Exercise -
Copy out each line featuring the string "ROAD" from the entries beneath.
=======
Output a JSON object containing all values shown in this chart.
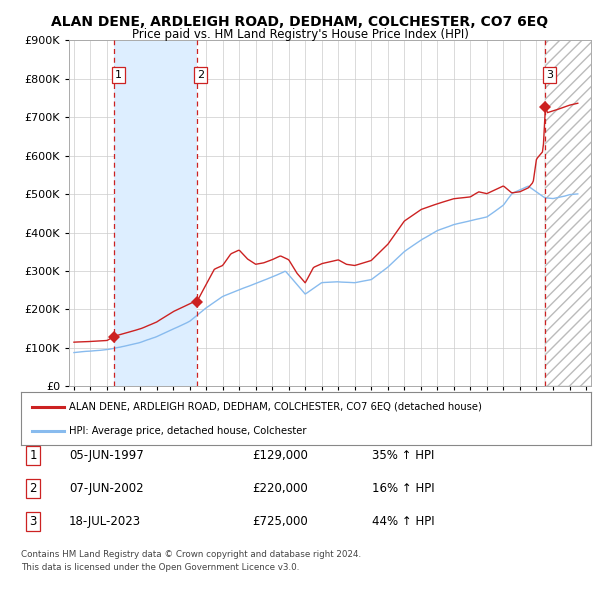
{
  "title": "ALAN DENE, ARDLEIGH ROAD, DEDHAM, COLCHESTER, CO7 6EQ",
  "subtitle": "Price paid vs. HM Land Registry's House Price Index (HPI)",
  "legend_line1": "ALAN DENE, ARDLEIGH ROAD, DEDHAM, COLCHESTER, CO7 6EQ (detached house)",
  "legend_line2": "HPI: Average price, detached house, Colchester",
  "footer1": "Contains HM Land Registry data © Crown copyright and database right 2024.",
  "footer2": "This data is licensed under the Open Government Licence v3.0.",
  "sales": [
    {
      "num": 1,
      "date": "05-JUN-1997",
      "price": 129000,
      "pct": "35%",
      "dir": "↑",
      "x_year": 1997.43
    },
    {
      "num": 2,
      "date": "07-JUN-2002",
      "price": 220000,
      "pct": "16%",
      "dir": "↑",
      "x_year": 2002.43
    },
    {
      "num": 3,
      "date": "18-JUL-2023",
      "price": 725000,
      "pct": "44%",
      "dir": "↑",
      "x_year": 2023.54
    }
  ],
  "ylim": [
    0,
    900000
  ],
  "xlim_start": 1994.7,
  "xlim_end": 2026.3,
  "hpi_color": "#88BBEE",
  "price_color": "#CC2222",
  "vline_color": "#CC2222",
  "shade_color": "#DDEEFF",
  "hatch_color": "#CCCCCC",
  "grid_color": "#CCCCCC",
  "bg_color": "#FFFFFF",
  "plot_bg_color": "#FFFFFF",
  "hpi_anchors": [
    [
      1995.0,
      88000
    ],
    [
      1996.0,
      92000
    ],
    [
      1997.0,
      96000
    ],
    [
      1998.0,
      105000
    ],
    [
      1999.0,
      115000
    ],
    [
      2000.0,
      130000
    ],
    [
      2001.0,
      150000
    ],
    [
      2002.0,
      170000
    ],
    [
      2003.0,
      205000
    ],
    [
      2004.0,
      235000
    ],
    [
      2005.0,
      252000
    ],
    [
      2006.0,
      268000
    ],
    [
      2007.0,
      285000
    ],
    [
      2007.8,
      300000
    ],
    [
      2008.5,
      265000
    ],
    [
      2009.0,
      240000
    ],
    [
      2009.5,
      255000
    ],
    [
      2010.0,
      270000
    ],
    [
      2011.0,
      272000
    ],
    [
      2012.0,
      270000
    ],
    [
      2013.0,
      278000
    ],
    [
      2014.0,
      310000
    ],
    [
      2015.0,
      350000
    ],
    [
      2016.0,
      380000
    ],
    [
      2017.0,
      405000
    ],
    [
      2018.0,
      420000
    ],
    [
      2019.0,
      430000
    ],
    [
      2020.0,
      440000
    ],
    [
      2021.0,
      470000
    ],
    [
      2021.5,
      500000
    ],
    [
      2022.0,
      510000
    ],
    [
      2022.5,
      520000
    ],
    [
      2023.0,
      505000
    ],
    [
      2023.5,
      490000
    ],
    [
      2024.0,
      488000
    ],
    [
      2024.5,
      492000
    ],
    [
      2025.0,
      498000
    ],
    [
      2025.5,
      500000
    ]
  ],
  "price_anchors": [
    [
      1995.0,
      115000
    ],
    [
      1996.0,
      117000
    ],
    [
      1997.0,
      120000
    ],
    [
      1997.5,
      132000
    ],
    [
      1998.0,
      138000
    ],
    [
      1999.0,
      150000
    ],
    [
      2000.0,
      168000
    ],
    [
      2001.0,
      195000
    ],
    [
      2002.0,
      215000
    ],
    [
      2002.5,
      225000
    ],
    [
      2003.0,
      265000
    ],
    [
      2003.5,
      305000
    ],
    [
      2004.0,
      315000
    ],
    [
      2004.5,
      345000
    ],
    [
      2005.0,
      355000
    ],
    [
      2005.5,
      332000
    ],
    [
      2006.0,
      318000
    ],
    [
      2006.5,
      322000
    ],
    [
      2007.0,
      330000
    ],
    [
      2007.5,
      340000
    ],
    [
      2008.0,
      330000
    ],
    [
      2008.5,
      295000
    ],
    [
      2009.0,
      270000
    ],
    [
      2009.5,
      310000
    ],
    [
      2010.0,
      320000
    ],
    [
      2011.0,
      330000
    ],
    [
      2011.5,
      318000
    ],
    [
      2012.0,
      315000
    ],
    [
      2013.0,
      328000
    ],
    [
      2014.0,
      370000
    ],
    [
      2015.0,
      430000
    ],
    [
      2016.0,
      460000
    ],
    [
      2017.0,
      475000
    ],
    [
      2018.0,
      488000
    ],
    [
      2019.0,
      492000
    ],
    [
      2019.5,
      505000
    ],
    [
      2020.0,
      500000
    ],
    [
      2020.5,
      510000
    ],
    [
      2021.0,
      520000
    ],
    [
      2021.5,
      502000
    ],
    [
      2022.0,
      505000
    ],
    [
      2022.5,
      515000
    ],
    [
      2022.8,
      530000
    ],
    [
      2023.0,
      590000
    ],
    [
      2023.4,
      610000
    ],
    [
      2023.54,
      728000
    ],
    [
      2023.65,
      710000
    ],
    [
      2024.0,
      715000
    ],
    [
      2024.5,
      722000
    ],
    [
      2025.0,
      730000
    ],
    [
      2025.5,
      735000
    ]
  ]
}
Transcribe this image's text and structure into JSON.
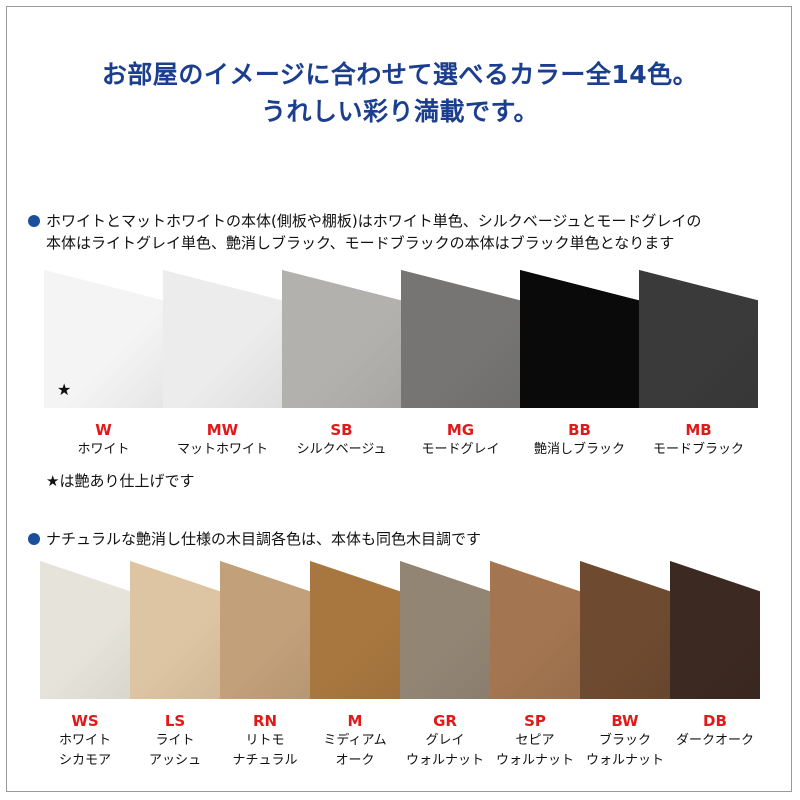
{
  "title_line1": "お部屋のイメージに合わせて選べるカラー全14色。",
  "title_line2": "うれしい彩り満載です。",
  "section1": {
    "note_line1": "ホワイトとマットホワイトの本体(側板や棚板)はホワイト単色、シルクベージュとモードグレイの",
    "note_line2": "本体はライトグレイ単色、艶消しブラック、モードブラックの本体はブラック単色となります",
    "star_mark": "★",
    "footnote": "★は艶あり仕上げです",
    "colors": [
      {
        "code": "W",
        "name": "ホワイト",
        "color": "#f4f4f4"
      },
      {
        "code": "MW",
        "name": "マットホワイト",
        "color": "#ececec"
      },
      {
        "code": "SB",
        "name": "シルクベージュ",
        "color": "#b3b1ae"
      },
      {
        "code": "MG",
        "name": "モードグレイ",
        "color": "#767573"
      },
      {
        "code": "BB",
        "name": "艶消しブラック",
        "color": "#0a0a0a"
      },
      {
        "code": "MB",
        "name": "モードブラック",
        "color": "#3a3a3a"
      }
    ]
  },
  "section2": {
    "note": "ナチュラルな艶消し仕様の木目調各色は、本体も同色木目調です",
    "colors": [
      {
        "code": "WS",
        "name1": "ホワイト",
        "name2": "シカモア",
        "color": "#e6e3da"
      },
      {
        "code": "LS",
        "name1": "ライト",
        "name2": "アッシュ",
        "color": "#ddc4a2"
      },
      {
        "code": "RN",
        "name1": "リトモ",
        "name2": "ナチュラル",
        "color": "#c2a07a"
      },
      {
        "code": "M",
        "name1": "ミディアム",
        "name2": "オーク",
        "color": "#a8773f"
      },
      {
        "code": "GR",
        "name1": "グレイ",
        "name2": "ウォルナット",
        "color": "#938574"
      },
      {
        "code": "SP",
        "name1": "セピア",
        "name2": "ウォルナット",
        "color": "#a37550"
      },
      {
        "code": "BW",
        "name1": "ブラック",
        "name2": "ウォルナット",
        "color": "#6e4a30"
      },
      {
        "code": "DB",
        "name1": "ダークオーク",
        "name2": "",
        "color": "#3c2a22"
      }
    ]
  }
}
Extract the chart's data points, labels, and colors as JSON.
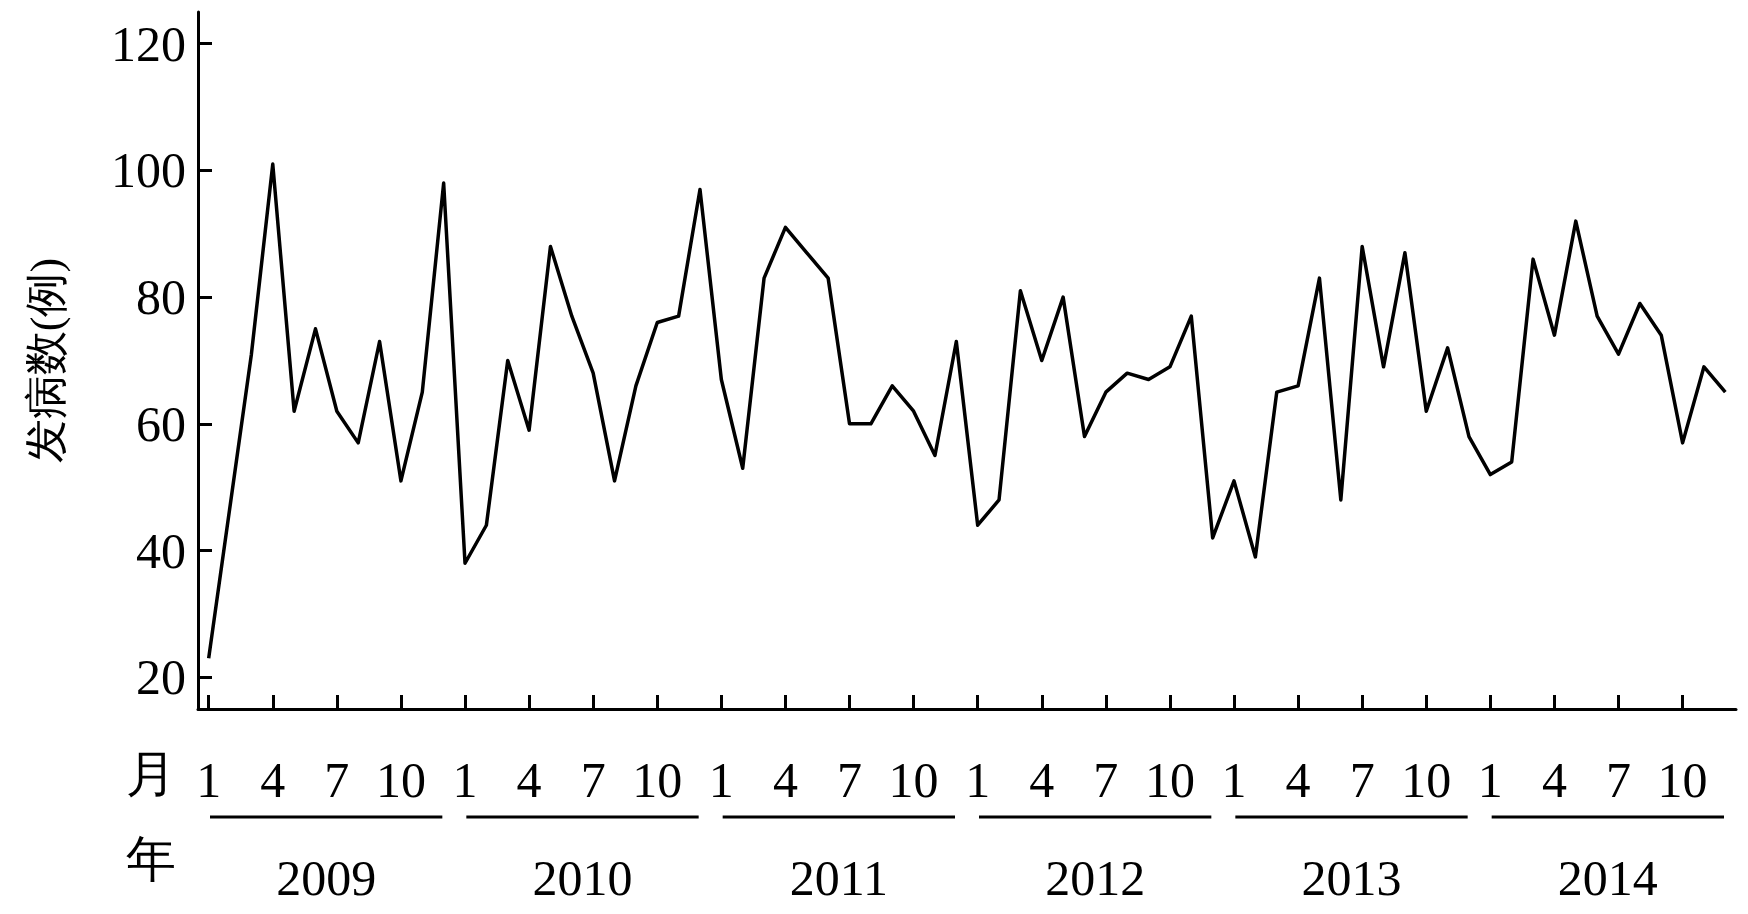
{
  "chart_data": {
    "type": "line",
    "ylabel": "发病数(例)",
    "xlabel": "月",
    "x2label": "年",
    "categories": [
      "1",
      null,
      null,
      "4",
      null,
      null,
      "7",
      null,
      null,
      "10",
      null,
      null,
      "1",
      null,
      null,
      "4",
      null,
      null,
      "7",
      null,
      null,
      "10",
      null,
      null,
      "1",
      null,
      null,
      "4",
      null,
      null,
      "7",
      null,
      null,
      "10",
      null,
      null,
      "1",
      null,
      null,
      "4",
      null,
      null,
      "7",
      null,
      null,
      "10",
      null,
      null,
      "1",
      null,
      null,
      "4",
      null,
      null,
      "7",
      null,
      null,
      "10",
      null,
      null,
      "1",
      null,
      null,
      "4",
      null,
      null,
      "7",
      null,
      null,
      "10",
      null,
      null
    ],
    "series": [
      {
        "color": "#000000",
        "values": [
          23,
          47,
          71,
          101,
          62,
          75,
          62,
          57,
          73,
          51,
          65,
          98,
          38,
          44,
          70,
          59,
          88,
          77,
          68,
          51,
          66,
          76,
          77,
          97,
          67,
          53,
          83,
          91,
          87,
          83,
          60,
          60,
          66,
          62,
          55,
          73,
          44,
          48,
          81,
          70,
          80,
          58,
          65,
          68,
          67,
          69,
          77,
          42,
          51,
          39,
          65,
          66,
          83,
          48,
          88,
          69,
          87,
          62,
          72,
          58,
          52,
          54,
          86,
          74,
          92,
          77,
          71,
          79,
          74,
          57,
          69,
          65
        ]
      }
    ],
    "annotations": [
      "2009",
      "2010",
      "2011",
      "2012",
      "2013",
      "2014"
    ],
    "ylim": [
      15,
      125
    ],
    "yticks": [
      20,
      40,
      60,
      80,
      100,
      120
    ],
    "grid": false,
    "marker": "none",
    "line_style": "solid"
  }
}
=======
Task answer -
  "title": "ALAN DENE, ARDLEIGH ROAD, DEDHAM, COLCHESTER, CO7 6EQ",
  "legend_line1": "ALAN DENE, ARDLEIGH ROAD, DEDHAM, COLCHESTER, CO7 6EQ (detached house)",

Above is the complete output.